- Problem requirements
Scan the records below. List lines holding "Cell".

Stored data:
════════════════════
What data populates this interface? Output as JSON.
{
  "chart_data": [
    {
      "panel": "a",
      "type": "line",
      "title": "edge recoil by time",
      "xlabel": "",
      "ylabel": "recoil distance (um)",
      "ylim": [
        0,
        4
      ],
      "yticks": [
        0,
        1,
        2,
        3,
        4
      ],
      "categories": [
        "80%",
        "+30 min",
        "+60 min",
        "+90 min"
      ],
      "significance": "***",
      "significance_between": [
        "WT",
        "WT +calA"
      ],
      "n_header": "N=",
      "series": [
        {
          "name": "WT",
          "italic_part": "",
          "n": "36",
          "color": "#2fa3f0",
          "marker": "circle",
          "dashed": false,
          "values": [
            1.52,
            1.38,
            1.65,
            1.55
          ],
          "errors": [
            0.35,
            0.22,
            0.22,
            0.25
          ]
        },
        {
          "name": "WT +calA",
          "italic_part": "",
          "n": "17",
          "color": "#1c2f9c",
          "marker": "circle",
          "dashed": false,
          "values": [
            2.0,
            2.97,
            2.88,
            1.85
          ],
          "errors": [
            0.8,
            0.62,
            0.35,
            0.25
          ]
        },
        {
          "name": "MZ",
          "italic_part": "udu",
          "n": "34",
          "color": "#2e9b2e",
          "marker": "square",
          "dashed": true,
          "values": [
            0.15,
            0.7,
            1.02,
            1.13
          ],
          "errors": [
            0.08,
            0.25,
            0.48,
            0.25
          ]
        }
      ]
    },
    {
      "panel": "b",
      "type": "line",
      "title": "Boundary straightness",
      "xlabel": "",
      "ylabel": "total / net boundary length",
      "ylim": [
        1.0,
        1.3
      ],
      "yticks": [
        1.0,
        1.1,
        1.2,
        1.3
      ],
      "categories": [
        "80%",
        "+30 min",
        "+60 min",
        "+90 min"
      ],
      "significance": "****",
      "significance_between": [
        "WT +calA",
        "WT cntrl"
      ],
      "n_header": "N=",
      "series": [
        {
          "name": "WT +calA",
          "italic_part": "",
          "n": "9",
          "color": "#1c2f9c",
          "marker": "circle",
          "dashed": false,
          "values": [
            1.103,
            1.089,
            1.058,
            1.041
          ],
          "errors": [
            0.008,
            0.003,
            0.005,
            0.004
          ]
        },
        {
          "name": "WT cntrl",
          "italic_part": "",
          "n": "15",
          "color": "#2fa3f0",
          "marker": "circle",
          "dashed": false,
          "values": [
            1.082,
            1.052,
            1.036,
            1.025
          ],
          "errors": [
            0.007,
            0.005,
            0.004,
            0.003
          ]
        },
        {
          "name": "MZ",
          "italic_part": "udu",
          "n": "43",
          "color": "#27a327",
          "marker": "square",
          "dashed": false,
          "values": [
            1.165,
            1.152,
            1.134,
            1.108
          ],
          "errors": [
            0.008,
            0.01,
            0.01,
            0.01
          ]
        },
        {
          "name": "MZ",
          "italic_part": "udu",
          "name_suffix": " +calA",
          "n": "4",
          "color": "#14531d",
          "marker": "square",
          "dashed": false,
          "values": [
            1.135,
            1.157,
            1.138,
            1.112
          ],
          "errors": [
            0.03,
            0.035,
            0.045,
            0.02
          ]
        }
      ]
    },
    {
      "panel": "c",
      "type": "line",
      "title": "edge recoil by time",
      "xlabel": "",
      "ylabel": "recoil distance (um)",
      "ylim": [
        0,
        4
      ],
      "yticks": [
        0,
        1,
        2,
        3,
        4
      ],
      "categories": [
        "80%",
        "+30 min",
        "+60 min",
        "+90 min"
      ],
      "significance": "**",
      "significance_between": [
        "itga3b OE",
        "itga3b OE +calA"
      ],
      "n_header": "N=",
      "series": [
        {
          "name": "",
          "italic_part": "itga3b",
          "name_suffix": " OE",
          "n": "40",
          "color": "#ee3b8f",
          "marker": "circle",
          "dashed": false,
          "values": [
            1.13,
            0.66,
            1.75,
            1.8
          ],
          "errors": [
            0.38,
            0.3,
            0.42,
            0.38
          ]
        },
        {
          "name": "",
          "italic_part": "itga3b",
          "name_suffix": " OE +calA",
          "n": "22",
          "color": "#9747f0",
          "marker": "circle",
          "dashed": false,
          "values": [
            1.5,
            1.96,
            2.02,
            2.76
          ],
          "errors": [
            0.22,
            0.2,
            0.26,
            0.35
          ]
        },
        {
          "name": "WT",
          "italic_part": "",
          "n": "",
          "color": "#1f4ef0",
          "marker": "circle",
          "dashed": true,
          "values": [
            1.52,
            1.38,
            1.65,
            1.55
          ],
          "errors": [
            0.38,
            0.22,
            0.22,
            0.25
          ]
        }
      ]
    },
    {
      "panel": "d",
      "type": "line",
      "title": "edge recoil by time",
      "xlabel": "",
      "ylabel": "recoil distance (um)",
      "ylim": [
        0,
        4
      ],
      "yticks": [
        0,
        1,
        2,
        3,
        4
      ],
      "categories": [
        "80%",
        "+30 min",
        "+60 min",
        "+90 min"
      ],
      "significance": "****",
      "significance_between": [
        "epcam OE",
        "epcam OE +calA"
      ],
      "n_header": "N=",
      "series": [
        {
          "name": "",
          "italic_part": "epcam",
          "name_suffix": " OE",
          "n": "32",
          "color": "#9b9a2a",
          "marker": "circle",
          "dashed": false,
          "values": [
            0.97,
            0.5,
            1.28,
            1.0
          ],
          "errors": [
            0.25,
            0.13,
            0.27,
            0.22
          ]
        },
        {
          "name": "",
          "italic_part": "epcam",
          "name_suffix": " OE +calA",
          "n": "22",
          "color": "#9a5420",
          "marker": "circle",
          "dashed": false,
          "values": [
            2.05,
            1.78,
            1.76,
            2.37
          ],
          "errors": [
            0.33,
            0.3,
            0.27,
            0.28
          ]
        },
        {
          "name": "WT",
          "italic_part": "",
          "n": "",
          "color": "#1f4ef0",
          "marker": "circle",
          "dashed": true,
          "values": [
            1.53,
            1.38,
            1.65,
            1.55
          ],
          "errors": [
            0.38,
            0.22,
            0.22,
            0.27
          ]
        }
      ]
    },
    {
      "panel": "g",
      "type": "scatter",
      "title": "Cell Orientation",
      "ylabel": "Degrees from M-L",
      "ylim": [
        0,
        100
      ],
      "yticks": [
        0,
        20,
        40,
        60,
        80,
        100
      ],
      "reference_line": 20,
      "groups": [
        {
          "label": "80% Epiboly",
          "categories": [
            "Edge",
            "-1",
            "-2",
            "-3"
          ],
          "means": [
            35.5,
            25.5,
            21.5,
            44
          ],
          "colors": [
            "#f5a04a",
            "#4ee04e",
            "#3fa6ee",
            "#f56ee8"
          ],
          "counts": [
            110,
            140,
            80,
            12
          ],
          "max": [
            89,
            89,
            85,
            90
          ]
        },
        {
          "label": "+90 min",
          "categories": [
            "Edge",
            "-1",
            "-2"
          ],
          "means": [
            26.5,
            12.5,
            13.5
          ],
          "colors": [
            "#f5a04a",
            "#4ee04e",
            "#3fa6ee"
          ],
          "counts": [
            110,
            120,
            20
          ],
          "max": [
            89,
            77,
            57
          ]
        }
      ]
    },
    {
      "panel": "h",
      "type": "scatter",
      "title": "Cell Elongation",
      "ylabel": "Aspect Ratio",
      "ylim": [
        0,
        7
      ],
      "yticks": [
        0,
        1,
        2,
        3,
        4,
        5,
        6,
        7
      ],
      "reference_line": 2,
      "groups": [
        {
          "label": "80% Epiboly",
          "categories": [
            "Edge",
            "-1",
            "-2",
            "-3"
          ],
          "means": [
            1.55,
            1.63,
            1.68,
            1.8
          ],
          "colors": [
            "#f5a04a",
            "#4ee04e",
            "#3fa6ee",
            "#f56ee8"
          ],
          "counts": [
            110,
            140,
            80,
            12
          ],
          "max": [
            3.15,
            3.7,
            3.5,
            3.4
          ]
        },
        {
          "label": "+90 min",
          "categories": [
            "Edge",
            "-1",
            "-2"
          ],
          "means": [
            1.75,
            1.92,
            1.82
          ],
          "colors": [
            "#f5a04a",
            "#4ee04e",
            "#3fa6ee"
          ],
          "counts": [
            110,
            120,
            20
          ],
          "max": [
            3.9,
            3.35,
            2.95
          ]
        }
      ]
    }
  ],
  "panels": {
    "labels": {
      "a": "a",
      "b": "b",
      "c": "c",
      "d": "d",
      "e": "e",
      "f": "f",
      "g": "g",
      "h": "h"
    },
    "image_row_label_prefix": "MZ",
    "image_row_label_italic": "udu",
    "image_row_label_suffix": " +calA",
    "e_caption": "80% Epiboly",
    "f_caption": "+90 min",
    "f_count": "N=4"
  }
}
════════════════════
- Exercise answer
      "title": "Cell Orientation",
      "title": "Cell Elongation",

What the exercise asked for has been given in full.